** RECORDED DATA **
## begin

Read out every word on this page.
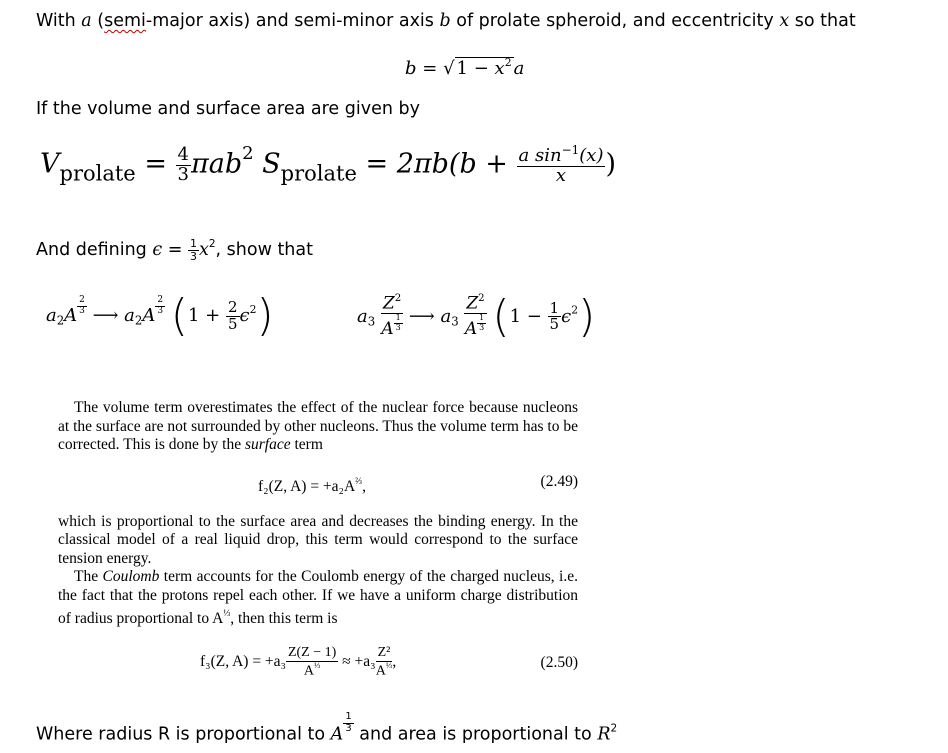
With a (semi-major axis) and semi-minor axis b of prolate spheroid, and eccentricity x so that
b = √ $1 - x^2$ a
If the volume and surface area are given by
$V_{prolate} = \frac{4}{3} \pi ab^2$ $S_{prolate} = 2\pi b(b + \frac{a \sin^{-1}(x)}{x}$ )
And defining $\epsilon = \frac{1}{3} x^2$, show that
$a_2A \frac{2}{3}$ ⟶ $a_2A \frac{2}{3} (1 + \frac{2}{5} \epsilon^2)$	$a_3 \frac{Z^2}{A \frac{1}{3}}$ ⟶ $a_3 \frac{Z^2}{A \frac{1}{3}} (1 - \frac{1}{5} \epsilon^2)$

The volume term overestimates the effect of the nuclear force because nucleons at the surface are not surrounded by other nucleons. Thus the volume term has to be corrected. This is done by the surface term

f₂(Z, $A) = +a_2A^{\frac{2}{3}}$,	(2.49)

which is proportional to the surface area and decreases the binding energy. In the classical model of a real liquid drop, this term would correspond to the surface tension energy.

The Coulomb term accounts for the Coulomb energy of the charged nucleus, i.e. the fact that the protons repel each other. If we have a uniform charge distribution of radius proportional to $A^{\frac{1}{3}}$, then this term is

f₃(Z, $A) = +a_3 \frac{Z(Z - 1)}{A^{\frac{1}{3}}} \approx +a_3 \frac{\text{Z²}}{A^{\frac{1}{3}}}$ ,	(2.50)
Where radius R is proportional to A
$\frac{1}{3}$
and area is proportional to $R^2$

## end

** REQUEST **
Copy and report every line where the word "radius" is present.

** WRITTEN SOLUTION **
The Coulomb term accounts for the Coulomb energy of the charged nucleus, i.e. the fact that the protons repel each other. If we have a uniform charge distribution of radius proportional to $A^{\frac{1}{3}}$, then this term is
Where radius R is proportional to A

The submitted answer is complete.